Prompt: Scan the material and copy every line in which "Preview" appears.

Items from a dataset

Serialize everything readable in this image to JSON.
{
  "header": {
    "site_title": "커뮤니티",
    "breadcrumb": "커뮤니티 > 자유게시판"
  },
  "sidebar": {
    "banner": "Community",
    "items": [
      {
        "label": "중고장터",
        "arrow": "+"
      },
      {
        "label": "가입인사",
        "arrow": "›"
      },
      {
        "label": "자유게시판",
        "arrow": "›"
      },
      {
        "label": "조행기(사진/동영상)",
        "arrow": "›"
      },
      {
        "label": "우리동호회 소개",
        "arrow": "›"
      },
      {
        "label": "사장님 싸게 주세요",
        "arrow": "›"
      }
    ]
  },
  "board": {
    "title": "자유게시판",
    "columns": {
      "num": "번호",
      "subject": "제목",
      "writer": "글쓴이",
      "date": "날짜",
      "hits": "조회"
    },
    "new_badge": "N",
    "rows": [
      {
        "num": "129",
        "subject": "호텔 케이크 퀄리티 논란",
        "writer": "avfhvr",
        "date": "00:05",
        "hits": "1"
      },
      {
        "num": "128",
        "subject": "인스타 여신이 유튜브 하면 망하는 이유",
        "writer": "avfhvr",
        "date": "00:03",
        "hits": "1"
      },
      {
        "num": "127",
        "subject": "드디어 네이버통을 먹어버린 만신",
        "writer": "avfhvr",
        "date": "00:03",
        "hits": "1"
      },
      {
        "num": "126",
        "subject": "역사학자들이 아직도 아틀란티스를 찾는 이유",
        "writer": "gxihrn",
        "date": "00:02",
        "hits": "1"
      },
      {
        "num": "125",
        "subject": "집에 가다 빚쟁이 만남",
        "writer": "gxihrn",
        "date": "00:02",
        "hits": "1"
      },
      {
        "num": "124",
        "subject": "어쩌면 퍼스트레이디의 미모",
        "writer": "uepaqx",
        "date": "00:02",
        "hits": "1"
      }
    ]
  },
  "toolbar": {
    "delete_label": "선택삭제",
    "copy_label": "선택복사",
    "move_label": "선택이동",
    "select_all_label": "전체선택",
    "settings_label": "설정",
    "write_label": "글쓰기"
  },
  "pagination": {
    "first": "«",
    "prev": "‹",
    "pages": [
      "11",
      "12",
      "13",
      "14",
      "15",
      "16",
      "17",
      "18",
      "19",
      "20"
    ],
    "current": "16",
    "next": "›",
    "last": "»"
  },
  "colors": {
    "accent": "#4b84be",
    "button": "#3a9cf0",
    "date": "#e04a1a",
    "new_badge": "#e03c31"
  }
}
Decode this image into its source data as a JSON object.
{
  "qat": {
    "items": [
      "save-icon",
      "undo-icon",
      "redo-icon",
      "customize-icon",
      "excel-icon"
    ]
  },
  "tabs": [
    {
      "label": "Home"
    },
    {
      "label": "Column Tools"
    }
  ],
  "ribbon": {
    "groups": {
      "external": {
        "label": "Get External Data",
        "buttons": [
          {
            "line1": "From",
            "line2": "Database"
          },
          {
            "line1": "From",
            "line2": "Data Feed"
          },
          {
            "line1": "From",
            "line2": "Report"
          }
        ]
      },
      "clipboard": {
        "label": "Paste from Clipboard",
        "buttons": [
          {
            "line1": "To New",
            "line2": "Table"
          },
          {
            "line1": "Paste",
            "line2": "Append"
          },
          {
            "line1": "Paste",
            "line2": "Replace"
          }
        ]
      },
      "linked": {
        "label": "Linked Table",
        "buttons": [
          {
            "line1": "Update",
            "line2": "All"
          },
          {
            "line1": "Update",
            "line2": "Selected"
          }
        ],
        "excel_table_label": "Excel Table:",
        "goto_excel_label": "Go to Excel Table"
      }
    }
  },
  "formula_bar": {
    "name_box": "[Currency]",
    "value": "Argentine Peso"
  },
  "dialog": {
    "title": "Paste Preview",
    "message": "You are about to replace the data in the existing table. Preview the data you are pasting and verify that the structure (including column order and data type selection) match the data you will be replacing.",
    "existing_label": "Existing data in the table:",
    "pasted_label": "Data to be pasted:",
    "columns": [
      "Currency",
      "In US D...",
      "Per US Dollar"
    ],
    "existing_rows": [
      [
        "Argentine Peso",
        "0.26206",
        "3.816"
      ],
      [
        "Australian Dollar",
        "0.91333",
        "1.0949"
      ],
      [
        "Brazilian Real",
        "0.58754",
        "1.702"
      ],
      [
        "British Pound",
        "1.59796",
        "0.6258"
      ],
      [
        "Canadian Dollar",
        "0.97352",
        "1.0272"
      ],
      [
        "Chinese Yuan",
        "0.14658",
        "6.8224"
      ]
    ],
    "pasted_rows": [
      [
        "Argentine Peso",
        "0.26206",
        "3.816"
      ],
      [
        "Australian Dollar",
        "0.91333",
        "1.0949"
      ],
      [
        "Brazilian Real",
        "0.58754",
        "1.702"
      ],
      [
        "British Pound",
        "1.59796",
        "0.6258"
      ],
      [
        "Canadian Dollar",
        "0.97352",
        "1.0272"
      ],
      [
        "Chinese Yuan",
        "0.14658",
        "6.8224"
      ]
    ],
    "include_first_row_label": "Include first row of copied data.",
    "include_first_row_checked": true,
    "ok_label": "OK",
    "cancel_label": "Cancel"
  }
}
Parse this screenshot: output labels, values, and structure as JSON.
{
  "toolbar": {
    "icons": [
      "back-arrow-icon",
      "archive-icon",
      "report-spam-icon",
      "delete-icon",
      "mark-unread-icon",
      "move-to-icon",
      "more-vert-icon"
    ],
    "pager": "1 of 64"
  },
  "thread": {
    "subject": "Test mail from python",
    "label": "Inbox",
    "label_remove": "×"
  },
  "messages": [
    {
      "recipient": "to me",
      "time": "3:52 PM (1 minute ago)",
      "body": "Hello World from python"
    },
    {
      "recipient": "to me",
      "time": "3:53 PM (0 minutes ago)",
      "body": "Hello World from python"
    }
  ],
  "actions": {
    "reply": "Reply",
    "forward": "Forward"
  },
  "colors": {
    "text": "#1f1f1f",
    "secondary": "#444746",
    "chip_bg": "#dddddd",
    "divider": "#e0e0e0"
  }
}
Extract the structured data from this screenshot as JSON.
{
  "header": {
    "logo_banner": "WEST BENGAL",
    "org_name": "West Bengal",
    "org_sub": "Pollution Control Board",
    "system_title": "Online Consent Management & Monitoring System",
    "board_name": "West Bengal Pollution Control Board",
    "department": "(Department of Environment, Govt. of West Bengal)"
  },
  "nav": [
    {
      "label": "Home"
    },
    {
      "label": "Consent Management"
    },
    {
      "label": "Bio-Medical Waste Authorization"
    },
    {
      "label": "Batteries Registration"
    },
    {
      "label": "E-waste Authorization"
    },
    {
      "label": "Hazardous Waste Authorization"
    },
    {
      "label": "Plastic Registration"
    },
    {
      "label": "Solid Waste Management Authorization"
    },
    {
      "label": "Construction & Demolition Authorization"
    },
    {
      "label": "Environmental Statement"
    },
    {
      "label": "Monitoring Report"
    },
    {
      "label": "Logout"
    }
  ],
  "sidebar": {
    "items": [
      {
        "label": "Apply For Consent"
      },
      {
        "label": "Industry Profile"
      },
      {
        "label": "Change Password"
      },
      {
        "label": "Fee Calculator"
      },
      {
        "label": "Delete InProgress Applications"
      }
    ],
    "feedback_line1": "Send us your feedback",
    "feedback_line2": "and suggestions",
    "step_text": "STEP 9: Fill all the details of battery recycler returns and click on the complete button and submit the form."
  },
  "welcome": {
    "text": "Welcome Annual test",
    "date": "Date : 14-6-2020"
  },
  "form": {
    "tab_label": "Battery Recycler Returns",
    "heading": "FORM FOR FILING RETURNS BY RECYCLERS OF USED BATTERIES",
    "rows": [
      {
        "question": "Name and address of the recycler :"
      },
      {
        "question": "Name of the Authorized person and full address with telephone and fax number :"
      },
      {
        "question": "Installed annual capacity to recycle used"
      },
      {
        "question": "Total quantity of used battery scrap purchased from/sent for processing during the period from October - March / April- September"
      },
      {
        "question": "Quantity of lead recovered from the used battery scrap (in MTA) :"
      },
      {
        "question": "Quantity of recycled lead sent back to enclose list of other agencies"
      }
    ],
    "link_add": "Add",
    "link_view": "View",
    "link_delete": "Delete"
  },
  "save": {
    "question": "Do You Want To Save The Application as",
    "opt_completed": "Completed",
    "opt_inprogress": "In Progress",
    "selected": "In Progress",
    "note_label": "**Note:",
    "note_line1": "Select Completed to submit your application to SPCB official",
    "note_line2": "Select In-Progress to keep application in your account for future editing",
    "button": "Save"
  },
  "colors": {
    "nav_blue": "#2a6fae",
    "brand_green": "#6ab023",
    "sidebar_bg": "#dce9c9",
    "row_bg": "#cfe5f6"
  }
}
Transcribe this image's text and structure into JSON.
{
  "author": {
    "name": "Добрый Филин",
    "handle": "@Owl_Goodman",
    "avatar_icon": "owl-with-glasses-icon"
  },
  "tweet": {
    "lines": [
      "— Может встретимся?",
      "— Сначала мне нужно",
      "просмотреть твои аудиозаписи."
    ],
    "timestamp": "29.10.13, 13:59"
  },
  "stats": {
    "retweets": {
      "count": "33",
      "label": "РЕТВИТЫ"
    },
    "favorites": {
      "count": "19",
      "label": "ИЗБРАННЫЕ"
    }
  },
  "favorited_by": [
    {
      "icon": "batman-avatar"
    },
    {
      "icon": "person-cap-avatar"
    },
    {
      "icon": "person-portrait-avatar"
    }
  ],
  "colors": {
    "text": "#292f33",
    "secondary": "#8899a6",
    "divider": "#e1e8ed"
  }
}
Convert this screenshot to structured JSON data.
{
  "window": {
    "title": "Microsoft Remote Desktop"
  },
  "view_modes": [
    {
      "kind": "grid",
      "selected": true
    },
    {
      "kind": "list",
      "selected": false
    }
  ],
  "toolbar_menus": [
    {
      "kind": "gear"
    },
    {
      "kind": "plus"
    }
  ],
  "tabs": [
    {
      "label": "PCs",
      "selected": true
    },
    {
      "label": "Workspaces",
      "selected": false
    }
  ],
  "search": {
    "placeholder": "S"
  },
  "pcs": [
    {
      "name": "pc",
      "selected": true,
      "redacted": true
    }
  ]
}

Answer to this exercise:
    "title": "Paste Preview",
    "message": "You are about to replace the data in the existing table. Preview the data you are pasting and verify that the structure (including column order and data type selection) match the data you will be replacing.",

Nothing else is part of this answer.